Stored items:
___

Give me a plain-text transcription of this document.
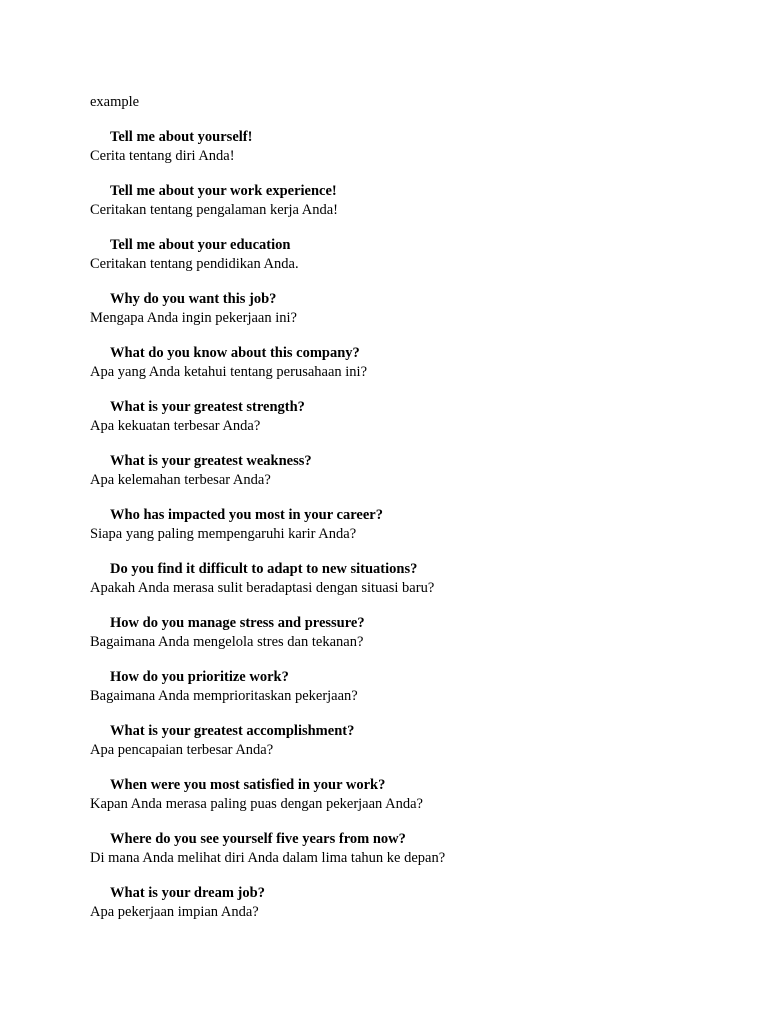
example
Tell me about yourself!
Cerita tentang diri Anda!
Tell me about your work experience!
Ceritakan tentang pengalaman kerja Anda!
Tell me about your education
Ceritakan tentang pendidikan Anda.
Why do you want this job?
Mengapa Anda ingin pekerjaan ini?
What do you know about this company?
Apa yang Anda ketahui tentang perusahaan ini?
What is your greatest strength?
Apa kekuatan terbesar Anda?
What is your greatest weakness?
Apa kelemahan terbesar Anda?
Who has impacted you most in your career?
Siapa yang paling mempengaruhi karir Anda?
Do you find it difficult to adapt to new situations?
Apakah Anda merasa sulit beradaptasi dengan situasi baru?
How do you manage stress and pressure?
Bagaimana Anda mengelola stres dan tekanan?
How do you prioritize work?
Bagaimana Anda memprioritaskan pekerjaan?
What is your greatest accomplishment?
Apa pencapaian terbesar Anda?
When were you most satisfied in your work?
Kapan Anda merasa paling puas dengan pekerjaan Anda?
Where do you see yourself five years from now?
Di mana Anda melihat diri Anda dalam lima tahun ke depan?
What is your dream job?
Apa pekerjaan impian Anda?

___

• WRITTEN EXERCISE: Search the entries for the word "Ceritakan" and pick out every line that holds it.

• EXPECTED ANSWER:
Ceritakan tentang pengalaman kerja Anda!
Ceritakan tentang pendidikan Anda.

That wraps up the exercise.